## Raw records
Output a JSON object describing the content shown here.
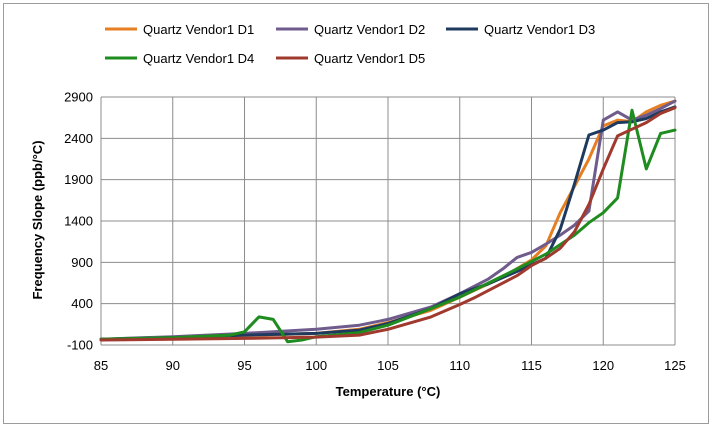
{
  "chart_data": {
    "type": "line",
    "title": "",
    "xlabel": "Temperature (°C)",
    "ylabel": "Frequency Slope (ppb/°C)",
    "xlim": [
      85,
      125
    ],
    "ylim": [
      -100,
      2900
    ],
    "xticks": [
      85,
      90,
      95,
      100,
      105,
      110,
      115,
      120,
      125
    ],
    "yticks": [
      -100,
      400,
      900,
      1400,
      1900,
      2400,
      2900
    ],
    "grid": true,
    "legend_position": "top",
    "series": [
      {
        "name": "Quartz Vendor1 D1",
        "color": "#E67E22",
        "points": [
          [
            85,
            -30
          ],
          [
            90,
            -5
          ],
          [
            95,
            15
          ],
          [
            100,
            40
          ],
          [
            103,
            90
          ],
          [
            105,
            170
          ],
          [
            108,
            320
          ],
          [
            110,
            480
          ],
          [
            113,
            720
          ],
          [
            115,
            930
          ],
          [
            116,
            1100
          ],
          [
            117,
            1500
          ],
          [
            118,
            1820
          ],
          [
            119,
            2150
          ],
          [
            120,
            2550
          ],
          [
            121,
            2620
          ],
          [
            122,
            2600
          ],
          [
            123,
            2720
          ],
          [
            124,
            2800
          ],
          [
            125,
            2850
          ]
        ]
      },
      {
        "name": "Quartz Vendor1 D2",
        "color": "#6F5B8C",
        "points": [
          [
            85,
            -30
          ],
          [
            90,
            0
          ],
          [
            95,
            40
          ],
          [
            100,
            90
          ],
          [
            103,
            140
          ],
          [
            105,
            210
          ],
          [
            108,
            360
          ],
          [
            110,
            520
          ],
          [
            112,
            700
          ],
          [
            113,
            820
          ],
          [
            114,
            960
          ],
          [
            115,
            1020
          ],
          [
            116,
            1120
          ],
          [
            117,
            1230
          ],
          [
            118,
            1350
          ],
          [
            119,
            1520
          ],
          [
            120,
            2620
          ],
          [
            121,
            2720
          ],
          [
            122,
            2620
          ],
          [
            123,
            2680
          ],
          [
            124,
            2760
          ],
          [
            125,
            2850
          ]
        ]
      },
      {
        "name": "Quartz Vendor1 D3",
        "color": "#1F3A5F",
        "points": [
          [
            85,
            -30
          ],
          [
            90,
            -10
          ],
          [
            95,
            20
          ],
          [
            100,
            40
          ],
          [
            103,
            80
          ],
          [
            105,
            160
          ],
          [
            108,
            340
          ],
          [
            110,
            520
          ],
          [
            112,
            640
          ],
          [
            114,
            790
          ],
          [
            116,
            950
          ],
          [
            117,
            1300
          ],
          [
            118,
            1850
          ],
          [
            119,
            2440
          ],
          [
            120,
            2500
          ],
          [
            121,
            2590
          ],
          [
            122,
            2600
          ],
          [
            123,
            2640
          ],
          [
            124,
            2720
          ],
          [
            125,
            2780
          ]
        ]
      },
      {
        "name": "Quartz Vendor1 D4",
        "color": "#1E8C1E",
        "points": [
          [
            85,
            -30
          ],
          [
            90,
            -10
          ],
          [
            94,
            20
          ],
          [
            95,
            60
          ],
          [
            96,
            240
          ],
          [
            97,
            210
          ],
          [
            98,
            -60
          ],
          [
            99,
            -40
          ],
          [
            100,
            0
          ],
          [
            103,
            50
          ],
          [
            105,
            140
          ],
          [
            108,
            340
          ],
          [
            110,
            480
          ],
          [
            112,
            650
          ],
          [
            114,
            820
          ],
          [
            116,
            1000
          ],
          [
            118,
            1230
          ],
          [
            119,
            1380
          ],
          [
            120,
            1500
          ],
          [
            121,
            1680
          ],
          [
            122,
            2740
          ],
          [
            123,
            2030
          ],
          [
            124,
            2460
          ],
          [
            125,
            2500
          ]
        ]
      },
      {
        "name": "Quartz Vendor1 D5",
        "color": "#A0392E",
        "points": [
          [
            85,
            -40
          ],
          [
            90,
            -30
          ],
          [
            95,
            -20
          ],
          [
            100,
            -5
          ],
          [
            103,
            20
          ],
          [
            105,
            90
          ],
          [
            108,
            240
          ],
          [
            110,
            390
          ],
          [
            111,
            470
          ],
          [
            112,
            560
          ],
          [
            114,
            740
          ],
          [
            115,
            860
          ],
          [
            116,
            950
          ],
          [
            117,
            1070
          ],
          [
            118,
            1270
          ],
          [
            119,
            1600
          ],
          [
            120,
            2030
          ],
          [
            121,
            2430
          ],
          [
            122,
            2510
          ],
          [
            123,
            2590
          ],
          [
            124,
            2700
          ],
          [
            125,
            2770
          ]
        ]
      }
    ]
  }
}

## Exercise brief
Supply the count of lines in the entries that contain the word "Quartz", and nothing besides.

## Output of the task
5